PROBLEM STATEMENT =>
Repeat all the records exactly, omitting pictures.
[BEGIN RECORDED INFORMATION]
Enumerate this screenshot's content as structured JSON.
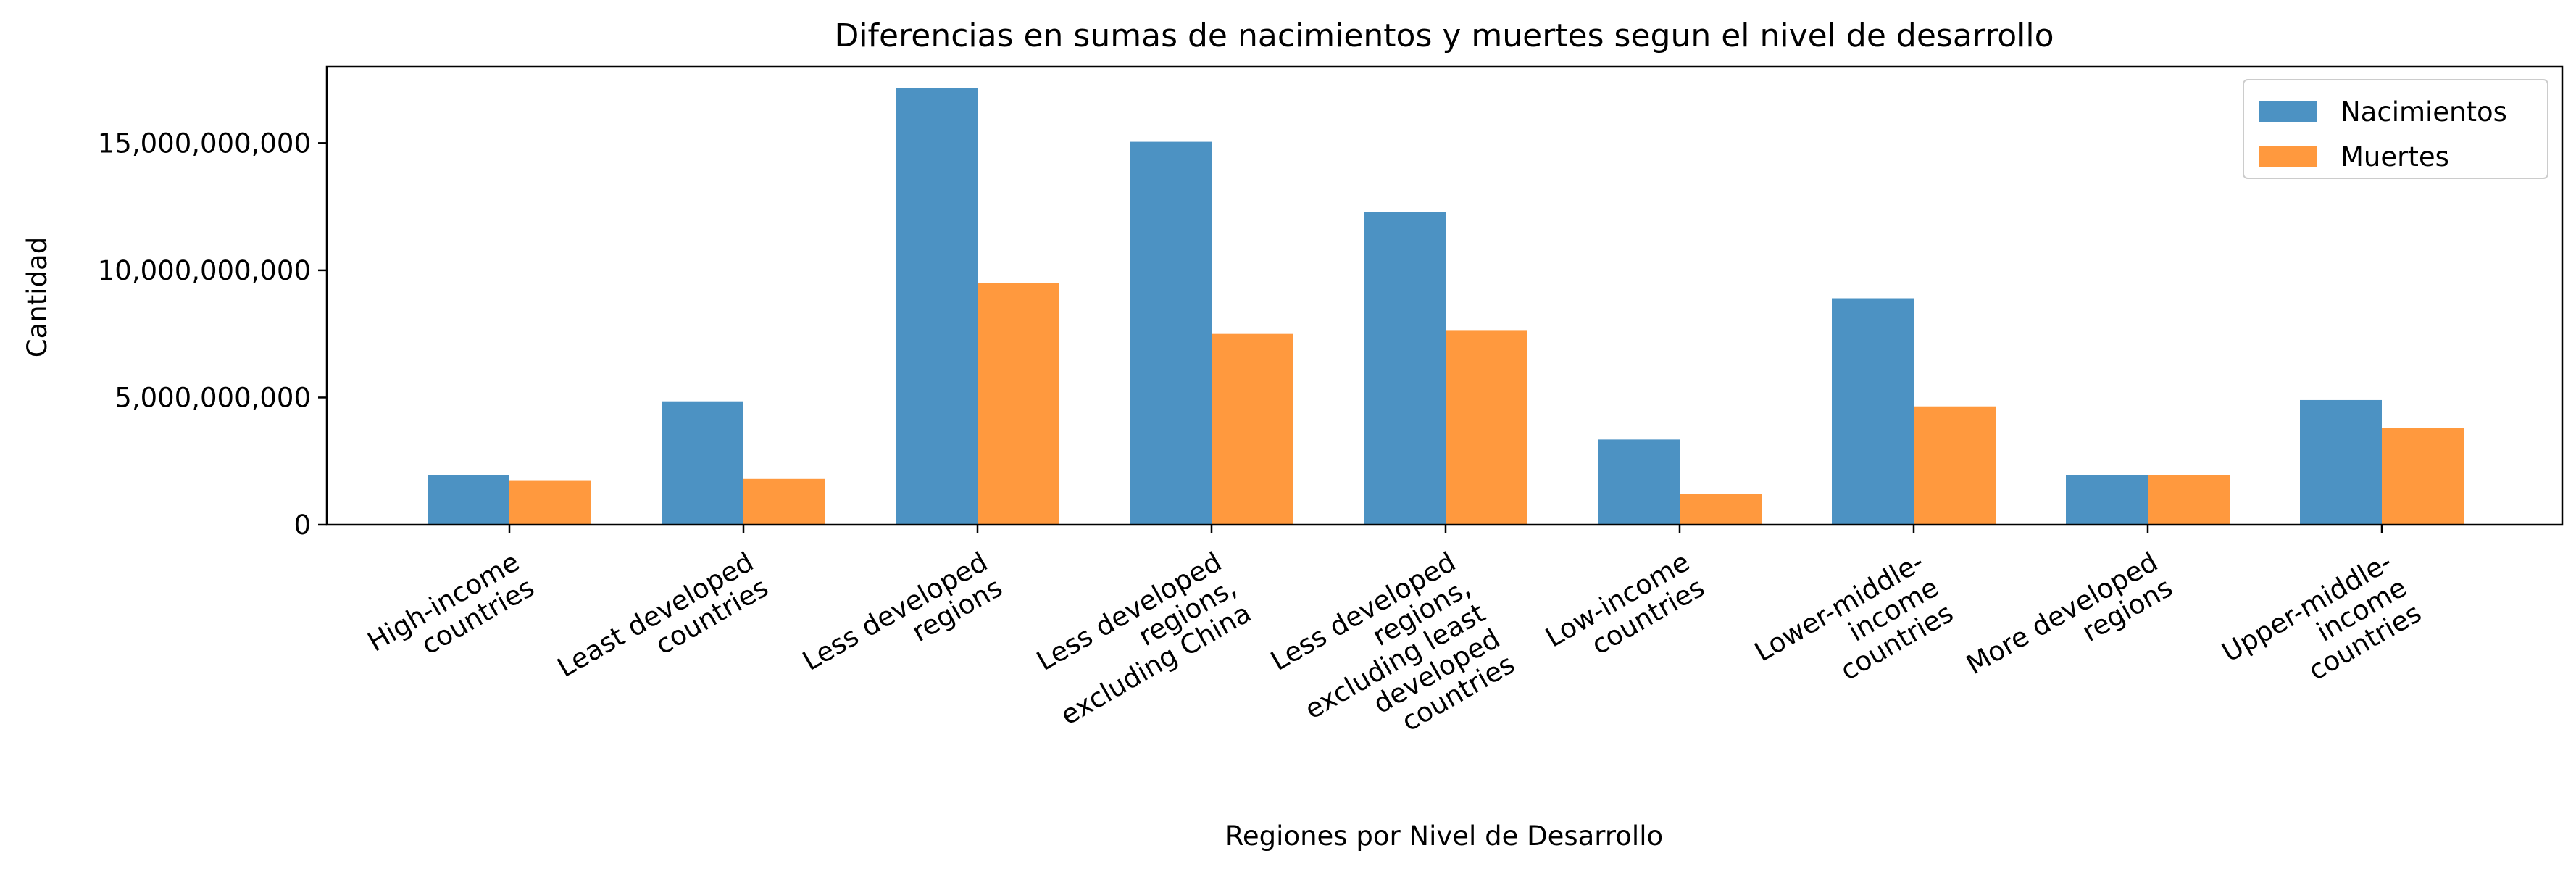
{
  "chart_data": {
    "type": "bar",
    "title": "Diferencias en sumas de nacimientos y muertes segun el nivel de desarrollo",
    "xlabel": "Regiones por Nivel de Desarrollo",
    "ylabel": "Cantidad",
    "ylim": [
      0,
      18000000000
    ],
    "yticks": [
      0,
      5000000000,
      10000000000,
      15000000000
    ],
    "ytick_labels": [
      "0",
      "5,000,000,000",
      "10,000,000,000",
      "15,000,000,000"
    ],
    "grid": false,
    "legend_position": "top-right",
    "categories": [
      "High-income\ncountries",
      "Least developed\ncountries",
      "Less developed\nregions",
      "Less developed\nregions,\nexcluding China",
      "Less developed\nregions,\nexcluding least\ndeveloped\ncountries",
      "Low-income\ncountries",
      "Lower-middle-\nincome\ncountries",
      "More developed\nregions",
      "Upper-middle-\nincome\ncountries"
    ],
    "series": [
      {
        "name": "Nacimientos",
        "color": "#4c92c3",
        "values": [
          1950000000,
          4850000000,
          17150000000,
          15050000000,
          12300000000,
          3350000000,
          8900000000,
          1950000000,
          4900000000
        ]
      },
      {
        "name": "Muertes",
        "color": "#ff993e",
        "values": [
          1750000000,
          1800000000,
          9500000000,
          7500000000,
          7650000000,
          1200000000,
          4650000000,
          1950000000,
          3800000000
        ]
      }
    ]
  }
}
[END RECORDED INFORMATION]
CORRECT ANSWER =>
Enumerate this screenshot's content as structured JSON.
{
  "chart_data": {
    "type": "bar",
    "title": "Diferencias en sumas de nacimientos y muertes segun el nivel de desarrollo",
    "xlabel": "Regiones por Nivel de Desarrollo",
    "ylabel": "Cantidad",
    "ylim": [
      0,
      18000000000
    ],
    "yticks": [
      0,
      5000000000,
      10000000000,
      15000000000
    ],
    "ytick_labels": [
      "0",
      "5,000,000,000",
      "10,000,000,000",
      "15,000,000,000"
    ],
    "grid": false,
    "legend_position": "top-right",
    "categories": [
      "High-income\ncountries",
      "Least developed\ncountries",
      "Less developed\nregions",
      "Less developed\nregions,\nexcluding China",
      "Less developed\nregions,\nexcluding least\ndeveloped\ncountries",
      "Low-income\ncountries",
      "Lower-middle-\nincome\ncountries",
      "More developed\nregions",
      "Upper-middle-\nincome\ncountries"
    ],
    "series": [
      {
        "name": "Nacimientos",
        "color": "#4c92c3",
        "values": [
          1950000000,
          4850000000,
          17150000000,
          15050000000,
          12300000000,
          3350000000,
          8900000000,
          1950000000,
          4900000000
        ]
      },
      {
        "name": "Muertes",
        "color": "#ff993e",
        "values": [
          1750000000,
          1800000000,
          9500000000,
          7500000000,
          7650000000,
          1200000000,
          4650000000,
          1950000000,
          3800000000
        ]
      }
    ]
  }
}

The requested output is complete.